## Begin

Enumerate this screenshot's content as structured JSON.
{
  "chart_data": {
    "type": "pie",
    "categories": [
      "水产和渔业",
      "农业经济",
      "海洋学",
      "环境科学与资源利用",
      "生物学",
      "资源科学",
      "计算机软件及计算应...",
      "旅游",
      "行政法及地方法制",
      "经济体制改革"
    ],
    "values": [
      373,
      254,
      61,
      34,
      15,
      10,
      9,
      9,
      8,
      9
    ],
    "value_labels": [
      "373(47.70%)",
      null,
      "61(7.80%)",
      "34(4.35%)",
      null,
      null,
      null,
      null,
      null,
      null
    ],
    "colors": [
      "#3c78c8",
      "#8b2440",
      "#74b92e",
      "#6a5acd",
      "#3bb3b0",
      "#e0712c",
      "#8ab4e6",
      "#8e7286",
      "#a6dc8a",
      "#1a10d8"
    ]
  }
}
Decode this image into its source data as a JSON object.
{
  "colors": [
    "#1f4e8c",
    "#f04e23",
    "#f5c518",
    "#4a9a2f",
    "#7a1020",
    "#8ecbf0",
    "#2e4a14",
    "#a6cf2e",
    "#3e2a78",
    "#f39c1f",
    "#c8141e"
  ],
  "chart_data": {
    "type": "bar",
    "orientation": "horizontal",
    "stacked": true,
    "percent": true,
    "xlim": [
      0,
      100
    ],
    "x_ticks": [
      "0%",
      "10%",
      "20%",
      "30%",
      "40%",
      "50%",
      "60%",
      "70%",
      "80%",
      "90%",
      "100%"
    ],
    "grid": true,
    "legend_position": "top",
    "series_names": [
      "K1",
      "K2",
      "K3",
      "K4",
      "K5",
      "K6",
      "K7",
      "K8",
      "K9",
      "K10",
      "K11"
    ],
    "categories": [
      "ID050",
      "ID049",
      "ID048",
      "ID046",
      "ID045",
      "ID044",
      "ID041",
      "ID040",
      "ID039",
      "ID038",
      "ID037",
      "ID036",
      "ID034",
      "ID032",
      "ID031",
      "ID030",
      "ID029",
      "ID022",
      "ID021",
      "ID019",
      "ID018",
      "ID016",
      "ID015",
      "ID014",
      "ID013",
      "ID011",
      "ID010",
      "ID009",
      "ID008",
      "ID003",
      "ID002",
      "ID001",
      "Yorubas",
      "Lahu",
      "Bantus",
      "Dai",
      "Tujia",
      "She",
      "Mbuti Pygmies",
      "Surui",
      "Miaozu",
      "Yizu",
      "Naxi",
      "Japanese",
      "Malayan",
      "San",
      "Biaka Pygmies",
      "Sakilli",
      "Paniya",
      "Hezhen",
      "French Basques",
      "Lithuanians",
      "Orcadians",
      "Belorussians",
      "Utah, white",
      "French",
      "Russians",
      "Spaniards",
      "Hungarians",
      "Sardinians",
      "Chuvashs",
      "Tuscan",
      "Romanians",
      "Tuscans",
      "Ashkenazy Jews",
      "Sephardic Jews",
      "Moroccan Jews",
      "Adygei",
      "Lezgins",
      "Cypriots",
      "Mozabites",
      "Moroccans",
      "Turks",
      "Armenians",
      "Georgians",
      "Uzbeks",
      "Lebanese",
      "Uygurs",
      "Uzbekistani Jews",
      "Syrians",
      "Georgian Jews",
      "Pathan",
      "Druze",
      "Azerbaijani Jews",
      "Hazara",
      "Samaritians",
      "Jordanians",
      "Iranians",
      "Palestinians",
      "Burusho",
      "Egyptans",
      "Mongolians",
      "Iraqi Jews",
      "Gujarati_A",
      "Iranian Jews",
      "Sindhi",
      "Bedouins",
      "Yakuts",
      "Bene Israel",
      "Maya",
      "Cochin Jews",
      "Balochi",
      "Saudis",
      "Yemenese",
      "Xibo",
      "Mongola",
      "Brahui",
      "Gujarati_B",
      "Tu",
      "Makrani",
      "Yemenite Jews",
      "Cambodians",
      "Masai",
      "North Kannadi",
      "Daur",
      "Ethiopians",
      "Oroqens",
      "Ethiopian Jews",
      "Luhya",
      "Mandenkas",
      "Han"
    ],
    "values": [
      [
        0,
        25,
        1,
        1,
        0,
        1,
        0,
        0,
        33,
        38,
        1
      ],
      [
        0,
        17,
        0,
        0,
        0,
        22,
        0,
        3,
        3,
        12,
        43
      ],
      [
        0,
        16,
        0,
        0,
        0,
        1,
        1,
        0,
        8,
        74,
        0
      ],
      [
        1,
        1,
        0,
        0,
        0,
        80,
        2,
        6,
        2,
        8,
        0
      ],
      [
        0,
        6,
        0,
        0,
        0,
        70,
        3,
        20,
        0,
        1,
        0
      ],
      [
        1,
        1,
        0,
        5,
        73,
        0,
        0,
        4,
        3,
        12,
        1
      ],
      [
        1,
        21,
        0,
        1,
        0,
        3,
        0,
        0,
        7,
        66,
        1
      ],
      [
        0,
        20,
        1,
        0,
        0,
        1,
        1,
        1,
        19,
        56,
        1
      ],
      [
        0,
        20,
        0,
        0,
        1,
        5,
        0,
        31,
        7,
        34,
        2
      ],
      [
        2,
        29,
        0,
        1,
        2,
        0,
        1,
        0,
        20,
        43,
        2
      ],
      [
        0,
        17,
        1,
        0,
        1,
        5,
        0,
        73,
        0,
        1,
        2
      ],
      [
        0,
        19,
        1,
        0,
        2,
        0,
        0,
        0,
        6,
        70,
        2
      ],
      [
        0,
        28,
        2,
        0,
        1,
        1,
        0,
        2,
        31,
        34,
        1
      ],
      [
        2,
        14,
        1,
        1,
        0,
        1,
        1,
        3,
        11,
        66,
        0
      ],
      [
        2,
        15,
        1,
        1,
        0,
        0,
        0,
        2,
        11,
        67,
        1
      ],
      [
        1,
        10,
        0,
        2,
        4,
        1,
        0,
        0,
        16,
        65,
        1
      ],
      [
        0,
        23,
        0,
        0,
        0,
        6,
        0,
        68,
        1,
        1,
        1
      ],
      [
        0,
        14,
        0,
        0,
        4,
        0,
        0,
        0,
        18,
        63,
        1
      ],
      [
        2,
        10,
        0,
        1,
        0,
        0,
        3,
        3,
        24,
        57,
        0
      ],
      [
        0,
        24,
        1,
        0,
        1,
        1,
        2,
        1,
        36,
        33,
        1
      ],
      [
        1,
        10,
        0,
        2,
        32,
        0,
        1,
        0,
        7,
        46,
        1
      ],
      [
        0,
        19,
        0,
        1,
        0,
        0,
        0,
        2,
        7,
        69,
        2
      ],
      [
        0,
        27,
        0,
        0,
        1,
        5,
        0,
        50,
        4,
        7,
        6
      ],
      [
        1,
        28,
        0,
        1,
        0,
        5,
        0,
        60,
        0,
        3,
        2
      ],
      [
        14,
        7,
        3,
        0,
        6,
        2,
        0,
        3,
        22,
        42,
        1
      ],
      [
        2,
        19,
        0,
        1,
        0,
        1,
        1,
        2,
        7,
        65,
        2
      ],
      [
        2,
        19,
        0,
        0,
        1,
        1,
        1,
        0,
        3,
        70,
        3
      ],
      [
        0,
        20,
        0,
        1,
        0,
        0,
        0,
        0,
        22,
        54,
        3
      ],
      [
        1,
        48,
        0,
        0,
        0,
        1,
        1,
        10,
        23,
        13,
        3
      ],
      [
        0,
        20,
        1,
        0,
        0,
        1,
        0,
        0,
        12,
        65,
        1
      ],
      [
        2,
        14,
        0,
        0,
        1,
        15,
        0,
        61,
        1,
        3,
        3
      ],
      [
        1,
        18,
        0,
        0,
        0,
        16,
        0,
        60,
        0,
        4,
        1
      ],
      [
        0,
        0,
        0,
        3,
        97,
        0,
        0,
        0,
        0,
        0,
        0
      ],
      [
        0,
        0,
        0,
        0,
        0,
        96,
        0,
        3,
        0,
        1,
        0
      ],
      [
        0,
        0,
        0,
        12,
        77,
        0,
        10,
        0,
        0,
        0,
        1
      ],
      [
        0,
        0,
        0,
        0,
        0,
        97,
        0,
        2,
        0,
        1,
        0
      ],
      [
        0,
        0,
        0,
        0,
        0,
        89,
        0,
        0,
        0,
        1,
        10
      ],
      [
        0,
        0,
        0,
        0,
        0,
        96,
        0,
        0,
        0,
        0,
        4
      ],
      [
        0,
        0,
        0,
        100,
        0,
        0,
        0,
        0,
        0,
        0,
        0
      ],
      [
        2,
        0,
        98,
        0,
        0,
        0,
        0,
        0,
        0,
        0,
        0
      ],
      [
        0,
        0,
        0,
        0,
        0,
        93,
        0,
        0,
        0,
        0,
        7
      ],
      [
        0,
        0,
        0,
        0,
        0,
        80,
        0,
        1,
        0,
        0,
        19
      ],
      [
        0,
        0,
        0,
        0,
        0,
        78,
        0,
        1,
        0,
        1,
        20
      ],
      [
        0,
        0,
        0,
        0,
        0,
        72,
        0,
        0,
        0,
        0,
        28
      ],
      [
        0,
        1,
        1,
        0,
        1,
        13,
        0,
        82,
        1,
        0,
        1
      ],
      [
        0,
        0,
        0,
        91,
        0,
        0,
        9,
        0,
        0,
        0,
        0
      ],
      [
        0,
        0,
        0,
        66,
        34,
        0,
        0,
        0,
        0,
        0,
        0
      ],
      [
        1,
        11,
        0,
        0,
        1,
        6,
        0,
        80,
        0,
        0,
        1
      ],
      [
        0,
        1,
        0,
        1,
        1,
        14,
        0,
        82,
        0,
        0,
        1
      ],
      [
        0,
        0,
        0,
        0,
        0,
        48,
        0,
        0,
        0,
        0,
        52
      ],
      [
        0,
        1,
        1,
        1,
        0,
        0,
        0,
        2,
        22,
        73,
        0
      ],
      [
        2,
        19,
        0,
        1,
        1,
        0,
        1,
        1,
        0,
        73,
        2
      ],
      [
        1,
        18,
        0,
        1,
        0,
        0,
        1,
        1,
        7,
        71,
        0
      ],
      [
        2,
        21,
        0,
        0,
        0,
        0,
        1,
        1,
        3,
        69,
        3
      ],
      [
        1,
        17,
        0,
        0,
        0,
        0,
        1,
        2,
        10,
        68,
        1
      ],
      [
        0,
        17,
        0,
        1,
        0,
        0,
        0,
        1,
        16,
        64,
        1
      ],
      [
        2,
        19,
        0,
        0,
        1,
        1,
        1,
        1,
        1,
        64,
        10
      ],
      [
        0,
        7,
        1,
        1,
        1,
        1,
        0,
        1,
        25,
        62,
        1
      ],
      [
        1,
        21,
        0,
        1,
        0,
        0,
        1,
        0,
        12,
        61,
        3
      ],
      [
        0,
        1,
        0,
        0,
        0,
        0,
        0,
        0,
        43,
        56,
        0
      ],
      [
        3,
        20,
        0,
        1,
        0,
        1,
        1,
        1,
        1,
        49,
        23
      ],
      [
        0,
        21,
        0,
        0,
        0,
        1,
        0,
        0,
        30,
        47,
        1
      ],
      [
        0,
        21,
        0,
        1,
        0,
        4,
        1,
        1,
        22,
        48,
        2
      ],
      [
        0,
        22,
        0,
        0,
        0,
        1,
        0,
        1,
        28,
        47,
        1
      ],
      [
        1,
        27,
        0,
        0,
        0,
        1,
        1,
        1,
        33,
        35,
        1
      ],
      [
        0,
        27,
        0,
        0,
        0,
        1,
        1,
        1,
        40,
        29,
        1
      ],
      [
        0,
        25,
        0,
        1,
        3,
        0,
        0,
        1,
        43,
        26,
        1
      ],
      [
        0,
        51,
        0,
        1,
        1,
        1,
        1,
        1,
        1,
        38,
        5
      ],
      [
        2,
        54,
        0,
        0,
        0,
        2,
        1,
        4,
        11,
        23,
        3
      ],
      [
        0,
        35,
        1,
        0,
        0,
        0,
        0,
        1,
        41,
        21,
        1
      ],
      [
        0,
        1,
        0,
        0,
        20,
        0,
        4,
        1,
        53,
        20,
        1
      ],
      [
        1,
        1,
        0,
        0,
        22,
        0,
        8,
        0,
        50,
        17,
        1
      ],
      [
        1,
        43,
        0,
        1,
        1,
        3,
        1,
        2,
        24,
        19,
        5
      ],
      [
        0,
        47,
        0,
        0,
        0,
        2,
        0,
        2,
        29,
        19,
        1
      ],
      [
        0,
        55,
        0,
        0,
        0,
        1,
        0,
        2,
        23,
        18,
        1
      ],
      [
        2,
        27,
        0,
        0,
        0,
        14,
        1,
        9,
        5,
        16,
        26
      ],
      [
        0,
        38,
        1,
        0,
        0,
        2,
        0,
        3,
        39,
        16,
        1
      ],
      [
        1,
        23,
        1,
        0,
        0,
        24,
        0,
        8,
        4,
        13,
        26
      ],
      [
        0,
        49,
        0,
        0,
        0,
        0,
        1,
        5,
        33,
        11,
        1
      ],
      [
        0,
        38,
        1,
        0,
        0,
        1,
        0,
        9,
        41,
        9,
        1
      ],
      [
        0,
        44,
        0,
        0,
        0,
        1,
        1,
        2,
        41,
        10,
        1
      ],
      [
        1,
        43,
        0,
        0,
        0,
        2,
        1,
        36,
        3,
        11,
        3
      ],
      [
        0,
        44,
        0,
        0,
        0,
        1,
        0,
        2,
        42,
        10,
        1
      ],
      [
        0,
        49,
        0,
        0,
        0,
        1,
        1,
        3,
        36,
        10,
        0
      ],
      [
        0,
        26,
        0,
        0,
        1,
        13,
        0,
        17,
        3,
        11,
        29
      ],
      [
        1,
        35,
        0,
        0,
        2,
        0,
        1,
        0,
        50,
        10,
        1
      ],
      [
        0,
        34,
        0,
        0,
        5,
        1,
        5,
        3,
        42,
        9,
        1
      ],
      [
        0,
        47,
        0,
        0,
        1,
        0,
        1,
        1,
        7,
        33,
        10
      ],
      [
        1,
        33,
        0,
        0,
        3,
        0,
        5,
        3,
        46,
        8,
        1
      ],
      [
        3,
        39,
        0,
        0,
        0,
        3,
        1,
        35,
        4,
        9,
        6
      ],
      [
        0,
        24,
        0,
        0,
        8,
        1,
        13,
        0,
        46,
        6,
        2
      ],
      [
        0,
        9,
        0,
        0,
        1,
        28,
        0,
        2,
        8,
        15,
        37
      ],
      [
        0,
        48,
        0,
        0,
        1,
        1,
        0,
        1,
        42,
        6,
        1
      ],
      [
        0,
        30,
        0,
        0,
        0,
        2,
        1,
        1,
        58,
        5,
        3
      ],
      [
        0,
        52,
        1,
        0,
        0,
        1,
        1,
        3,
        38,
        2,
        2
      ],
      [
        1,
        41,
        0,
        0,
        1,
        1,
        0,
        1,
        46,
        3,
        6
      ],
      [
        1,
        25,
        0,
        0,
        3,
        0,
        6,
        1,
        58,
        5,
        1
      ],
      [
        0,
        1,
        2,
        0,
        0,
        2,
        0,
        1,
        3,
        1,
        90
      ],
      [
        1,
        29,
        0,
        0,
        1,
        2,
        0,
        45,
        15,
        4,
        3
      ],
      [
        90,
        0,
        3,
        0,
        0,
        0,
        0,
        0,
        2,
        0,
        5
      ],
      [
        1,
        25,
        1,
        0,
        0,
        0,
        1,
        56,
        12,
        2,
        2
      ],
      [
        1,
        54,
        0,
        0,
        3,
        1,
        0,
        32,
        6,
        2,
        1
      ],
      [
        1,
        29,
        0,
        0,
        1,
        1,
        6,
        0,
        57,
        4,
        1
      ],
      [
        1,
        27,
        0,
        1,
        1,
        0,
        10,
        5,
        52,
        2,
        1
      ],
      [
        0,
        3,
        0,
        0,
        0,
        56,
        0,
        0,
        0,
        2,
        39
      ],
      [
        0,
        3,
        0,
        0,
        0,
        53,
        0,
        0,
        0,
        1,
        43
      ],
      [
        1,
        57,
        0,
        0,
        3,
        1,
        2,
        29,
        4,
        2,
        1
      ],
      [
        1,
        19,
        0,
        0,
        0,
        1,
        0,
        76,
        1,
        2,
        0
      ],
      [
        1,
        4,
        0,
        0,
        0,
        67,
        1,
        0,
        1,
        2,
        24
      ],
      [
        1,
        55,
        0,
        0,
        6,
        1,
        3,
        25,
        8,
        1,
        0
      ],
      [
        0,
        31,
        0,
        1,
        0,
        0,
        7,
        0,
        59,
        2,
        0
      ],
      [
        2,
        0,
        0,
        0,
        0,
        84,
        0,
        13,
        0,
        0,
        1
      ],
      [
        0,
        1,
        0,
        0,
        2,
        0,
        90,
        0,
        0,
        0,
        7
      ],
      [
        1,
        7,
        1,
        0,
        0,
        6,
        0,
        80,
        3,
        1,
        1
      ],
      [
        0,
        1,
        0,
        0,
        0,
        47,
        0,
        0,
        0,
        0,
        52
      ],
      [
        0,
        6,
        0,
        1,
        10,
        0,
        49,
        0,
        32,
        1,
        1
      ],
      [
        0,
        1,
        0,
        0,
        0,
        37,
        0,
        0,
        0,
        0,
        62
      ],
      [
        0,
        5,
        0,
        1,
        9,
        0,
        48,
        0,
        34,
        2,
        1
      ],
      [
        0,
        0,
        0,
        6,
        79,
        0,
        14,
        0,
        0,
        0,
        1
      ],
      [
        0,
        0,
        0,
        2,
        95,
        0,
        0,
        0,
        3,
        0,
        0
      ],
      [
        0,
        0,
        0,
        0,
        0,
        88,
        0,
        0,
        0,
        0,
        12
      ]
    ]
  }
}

## End

§ **Task requirements**
Find the lines that include the string "this", then copy each of them.

§ **Exercise solution**
Enumerate this screenshot's content as structured JSON.
Decode this image into its source data as a JSON object.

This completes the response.